Exercise aim: The data below must be copied in full and without any change.

Records provided:
▼

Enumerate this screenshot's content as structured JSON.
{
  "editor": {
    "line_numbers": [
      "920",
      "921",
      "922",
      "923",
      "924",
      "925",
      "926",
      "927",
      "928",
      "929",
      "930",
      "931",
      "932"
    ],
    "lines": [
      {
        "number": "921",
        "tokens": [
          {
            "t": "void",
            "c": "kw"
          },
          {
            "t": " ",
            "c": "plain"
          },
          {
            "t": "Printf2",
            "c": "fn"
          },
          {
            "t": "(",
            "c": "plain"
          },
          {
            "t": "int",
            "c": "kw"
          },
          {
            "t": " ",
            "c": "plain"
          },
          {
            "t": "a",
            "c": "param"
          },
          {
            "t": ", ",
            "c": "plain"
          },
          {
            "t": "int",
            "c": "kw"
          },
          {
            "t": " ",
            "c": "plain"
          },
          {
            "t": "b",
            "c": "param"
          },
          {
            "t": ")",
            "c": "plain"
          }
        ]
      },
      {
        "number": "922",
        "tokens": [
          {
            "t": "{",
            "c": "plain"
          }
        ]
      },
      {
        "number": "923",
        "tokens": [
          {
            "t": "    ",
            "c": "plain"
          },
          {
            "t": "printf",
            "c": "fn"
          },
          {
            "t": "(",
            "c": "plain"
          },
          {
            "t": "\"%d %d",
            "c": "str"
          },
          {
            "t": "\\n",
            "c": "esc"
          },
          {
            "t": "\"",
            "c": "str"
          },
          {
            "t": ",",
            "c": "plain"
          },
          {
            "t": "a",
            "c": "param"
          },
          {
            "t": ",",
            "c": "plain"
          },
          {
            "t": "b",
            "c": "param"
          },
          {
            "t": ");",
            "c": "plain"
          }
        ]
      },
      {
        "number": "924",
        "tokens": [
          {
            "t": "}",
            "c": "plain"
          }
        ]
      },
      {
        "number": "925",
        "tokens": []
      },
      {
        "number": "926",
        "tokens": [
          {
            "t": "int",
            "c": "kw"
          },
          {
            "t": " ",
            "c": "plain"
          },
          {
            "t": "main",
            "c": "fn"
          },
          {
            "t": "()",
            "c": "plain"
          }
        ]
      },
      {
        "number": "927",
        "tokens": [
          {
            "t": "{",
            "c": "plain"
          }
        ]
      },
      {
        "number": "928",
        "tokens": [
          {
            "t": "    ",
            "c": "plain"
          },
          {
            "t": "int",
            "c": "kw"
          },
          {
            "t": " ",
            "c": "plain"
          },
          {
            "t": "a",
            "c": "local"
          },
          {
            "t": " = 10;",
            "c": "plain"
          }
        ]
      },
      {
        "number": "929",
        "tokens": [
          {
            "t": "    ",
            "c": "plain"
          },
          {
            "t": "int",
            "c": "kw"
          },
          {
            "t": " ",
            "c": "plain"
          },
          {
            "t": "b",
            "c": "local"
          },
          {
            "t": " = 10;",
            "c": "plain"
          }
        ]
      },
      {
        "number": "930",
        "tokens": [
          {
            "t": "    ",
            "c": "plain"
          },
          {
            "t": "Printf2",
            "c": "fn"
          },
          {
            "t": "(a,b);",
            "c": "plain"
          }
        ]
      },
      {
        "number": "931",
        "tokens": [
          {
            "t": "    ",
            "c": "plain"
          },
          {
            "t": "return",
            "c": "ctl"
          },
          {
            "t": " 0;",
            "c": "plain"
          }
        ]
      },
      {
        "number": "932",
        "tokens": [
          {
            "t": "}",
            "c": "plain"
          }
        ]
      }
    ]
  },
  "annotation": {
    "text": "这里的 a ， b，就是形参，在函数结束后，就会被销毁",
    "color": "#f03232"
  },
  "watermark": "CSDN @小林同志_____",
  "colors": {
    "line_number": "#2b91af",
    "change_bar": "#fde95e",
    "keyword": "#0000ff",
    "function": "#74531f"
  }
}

▲

Final result:
Enumerate this screenshot's content as structured JSON.
{
  "editor": {
    "line_numbers": [
      "920",
      "921",
      "922",
      "923",
      "924",
      "925",
      "926",
      "927",
      "928",
      "929",
      "930",
      "931",
      "932"
    ],
    "lines": [
      {
        "number": "921",
        "tokens": [
          {
            "t": "void",
            "c": "kw"
          },
          {
            "t": " ",
            "c": "plain"
          },
          {
            "t": "Printf2",
            "c": "fn"
          },
          {
            "t": "(",
            "c": "plain"
          },
          {
            "t": "int",
            "c": "kw"
          },
          {
            "t": " ",
            "c": "plain"
          },
          {
            "t": "a",
            "c": "param"
          },
          {
            "t": ", ",
            "c": "plain"
          },
          {
            "t": "int",
            "c": "kw"
          },
          {
            "t": " ",
            "c": "plain"
          },
          {
            "t": "b",
            "c": "param"
          },
          {
            "t": ")",
            "c": "plain"
          }
        ]
      },
      {
        "number": "922",
        "tokens": [
          {
            "t": "{",
            "c": "plain"
          }
        ]
      },
      {
        "number": "923",
        "tokens": [
          {
            "t": "    ",
            "c": "plain"
          },
          {
            "t": "printf",
            "c": "fn"
          },
          {
            "t": "(",
            "c": "plain"
          },
          {
            "t": "\"%d %d",
            "c": "str"
          },
          {
            "t": "\\n",
            "c": "esc"
          },
          {
            "t": "\"",
            "c": "str"
          },
          {
            "t": ",",
            "c": "plain"
          },
          {
            "t": "a",
            "c": "param"
          },
          {
            "t": ",",
            "c": "plain"
          },
          {
            "t": "b",
            "c": "param"
          },
          {
            "t": ");",
            "c": "plain"
          }
        ]
      },
      {
        "number": "924",
        "tokens": [
          {
            "t": "}",
            "c": "plain"
          }
        ]
      },
      {
        "number": "925",
        "tokens": []
      },
      {
        "number": "926",
        "tokens": [
          {
            "t": "int",
            "c": "kw"
          },
          {
            "t": " ",
            "c": "plain"
          },
          {
            "t": "main",
            "c": "fn"
          },
          {
            "t": "()",
            "c": "plain"
          }
        ]
      },
      {
        "number": "927",
        "tokens": [
          {
            "t": "{",
            "c": "plain"
          }
        ]
      },
      {
        "number": "928",
        "tokens": [
          {
            "t": "    ",
            "c": "plain"
          },
          {
            "t": "int",
            "c": "kw"
          },
          {
            "t": " ",
            "c": "plain"
          },
          {
            "t": "a",
            "c": "local"
          },
          {
            "t": " = 10;",
            "c": "plain"
          }
        ]
      },
      {
        "number": "929",
        "tokens": [
          {
            "t": "    ",
            "c": "plain"
          },
          {
            "t": "int",
            "c": "kw"
          },
          {
            "t": " ",
            "c": "plain"
          },
          {
            "t": "b",
            "c": "local"
          },
          {
            "t": " = 10;",
            "c": "plain"
          }
        ]
      },
      {
        "number": "930",
        "tokens": [
          {
            "t": "    ",
            "c": "plain"
          },
          {
            "t": "Printf2",
            "c": "fn"
          },
          {
            "t": "(a,b);",
            "c": "plain"
          }
        ]
      },
      {
        "number": "931",
        "tokens": [
          {
            "t": "    ",
            "c": "plain"
          },
          {
            "t": "return",
            "c": "ctl"
          },
          {
            "t": " 0;",
            "c": "plain"
          }
        ]
      },
      {
        "number": "932",
        "tokens": [
          {
            "t": "}",
            "c": "plain"
          }
        ]
      }
    ]
  },
  "annotation": {
    "text": "这里的 a ， b，就是形参，在函数结束后，就会被销毁",
    "color": "#f03232"
  },
  "watermark": "CSDN @小林同志_____",
  "colors": {
    "line_number": "#2b91af",
    "change_bar": "#fde95e",
    "keyword": "#0000ff",
    "function": "#74531f"
  }
}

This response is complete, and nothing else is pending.